PAGE TEXT
▼▼▼

Stress Management Consulting and Anger Management Article on The Deeper Understanding of Stress

Stress is a natural part of life.  Stress occurs daily but its universal impact is a subjective experience.  Many people succumb to stress and allow it to affect them while some are able to deal with stress and minimize its effects.  Some individuals respond as an extrovert, while others allow stress to eat them within as an introvert.   Some respond with rage, while others enter into isolation and depression.

Stress can originate from our daily schedule and the nature of one’s life.   If one understands his or her position in life and what comes with it, these natural stresses come less as a surprise.  Someone who commutes to New York City everyday, naturally expects the stress of heavy traffic and road rage scenarios.   While the stress is real and present, its effect is determined by the individual’s outlook on life and what he or she expects for that day.   The stress of this traffic can build over time but someone who has developed stress coping strategies can more effectively deal with the traffic and minimize its impact on daily life.

One can expect certain stresses on a daily and weekly life but how we handle unexpected stress and multiple stressors is key as well

The same is true for an individual who may work in a office.   One should expect numerous phone calls interrupting assignments, as well as multiple deadlines and potentially obnoxious co-workers.  These stresses while unpleasant are nevertheless expected stresses.   An individual who identifies stressors that are indigenous to one’s daily life will more successfully navigate the day and cope with the stresses that may confront them.

▲▲▲

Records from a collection
▼▼▼

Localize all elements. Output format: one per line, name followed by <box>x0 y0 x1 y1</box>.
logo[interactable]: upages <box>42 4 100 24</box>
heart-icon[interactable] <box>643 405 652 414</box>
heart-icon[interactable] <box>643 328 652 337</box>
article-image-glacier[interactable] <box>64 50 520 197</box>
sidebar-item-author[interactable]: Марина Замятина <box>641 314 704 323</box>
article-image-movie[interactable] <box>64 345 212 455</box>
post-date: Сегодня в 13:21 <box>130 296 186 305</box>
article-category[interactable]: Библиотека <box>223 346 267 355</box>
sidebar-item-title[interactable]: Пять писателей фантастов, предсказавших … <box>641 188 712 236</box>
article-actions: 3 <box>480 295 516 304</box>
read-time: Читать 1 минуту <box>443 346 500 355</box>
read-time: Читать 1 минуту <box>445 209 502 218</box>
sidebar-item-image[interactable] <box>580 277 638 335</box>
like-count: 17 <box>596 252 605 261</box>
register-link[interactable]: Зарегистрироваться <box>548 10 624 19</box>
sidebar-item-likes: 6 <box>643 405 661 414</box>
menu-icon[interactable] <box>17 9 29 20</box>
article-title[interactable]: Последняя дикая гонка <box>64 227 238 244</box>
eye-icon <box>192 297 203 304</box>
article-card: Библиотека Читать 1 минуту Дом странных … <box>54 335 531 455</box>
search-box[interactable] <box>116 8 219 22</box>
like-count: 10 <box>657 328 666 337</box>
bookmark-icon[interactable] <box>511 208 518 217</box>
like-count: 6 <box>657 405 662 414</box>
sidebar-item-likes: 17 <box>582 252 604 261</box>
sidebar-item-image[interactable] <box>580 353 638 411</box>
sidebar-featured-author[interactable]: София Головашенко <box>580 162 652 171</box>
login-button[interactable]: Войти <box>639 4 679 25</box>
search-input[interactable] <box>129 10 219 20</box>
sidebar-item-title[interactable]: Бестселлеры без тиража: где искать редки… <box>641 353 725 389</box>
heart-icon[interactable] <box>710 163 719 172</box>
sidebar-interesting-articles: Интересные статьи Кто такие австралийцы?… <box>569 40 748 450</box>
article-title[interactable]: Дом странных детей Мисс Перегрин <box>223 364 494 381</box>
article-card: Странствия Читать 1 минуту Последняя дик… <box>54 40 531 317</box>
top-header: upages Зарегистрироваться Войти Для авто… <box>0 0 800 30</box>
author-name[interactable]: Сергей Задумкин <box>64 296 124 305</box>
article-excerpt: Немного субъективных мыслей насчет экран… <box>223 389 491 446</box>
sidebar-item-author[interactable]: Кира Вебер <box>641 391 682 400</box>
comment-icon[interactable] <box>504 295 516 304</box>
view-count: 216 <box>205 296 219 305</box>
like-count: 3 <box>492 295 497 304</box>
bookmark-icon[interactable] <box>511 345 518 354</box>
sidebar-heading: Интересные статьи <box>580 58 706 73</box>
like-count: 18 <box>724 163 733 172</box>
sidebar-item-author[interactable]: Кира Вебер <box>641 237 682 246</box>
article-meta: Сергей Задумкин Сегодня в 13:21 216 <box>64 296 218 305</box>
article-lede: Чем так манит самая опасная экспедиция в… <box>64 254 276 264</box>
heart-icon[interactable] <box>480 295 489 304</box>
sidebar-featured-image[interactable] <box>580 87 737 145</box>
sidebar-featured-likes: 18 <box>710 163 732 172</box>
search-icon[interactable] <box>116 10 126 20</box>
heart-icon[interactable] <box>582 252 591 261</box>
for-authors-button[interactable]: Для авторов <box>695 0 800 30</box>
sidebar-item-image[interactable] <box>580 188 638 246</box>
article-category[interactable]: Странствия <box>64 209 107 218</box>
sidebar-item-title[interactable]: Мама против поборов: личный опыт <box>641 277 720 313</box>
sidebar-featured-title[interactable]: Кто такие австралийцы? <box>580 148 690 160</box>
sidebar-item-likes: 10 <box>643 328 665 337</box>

▲▲▲

WHAT IS ASKED
A) Condense the paragraph of the stress article that begins "Stress can originate from our daily schedule" into a short bulleted list that keeps its main facts.
B) Copy the stress article word for word from "The same is" up to and including "may confront them.".
These records are separate from the stress article and unrelated to it.

EXERCISE RESPONSES
A)
- Stress can come from one's daily schedule and the nature of one's life.
- Understanding one's position in life makes these natural stresses less surprising.
- A daily commuter to New York City can expect heavy traffic and road rage.
- The effect of such stress depends on the individual's outlook and expectations for the day.
- Traffic stress can build over time, but stress coping strategies help minimize its impact on daily life.

B)
The same is true for an individual who may work in a office.   One should expect numerous phone calls interrupting assignments, as well as multiple deadlines and potentially obnoxious co-workers.  These stresses while unpleasant are nevertheless expected stresses.   An individual who identifies stressors that are indigenous to one’s daily life will more successfully navigate the day and cope with the stresses that may confront them.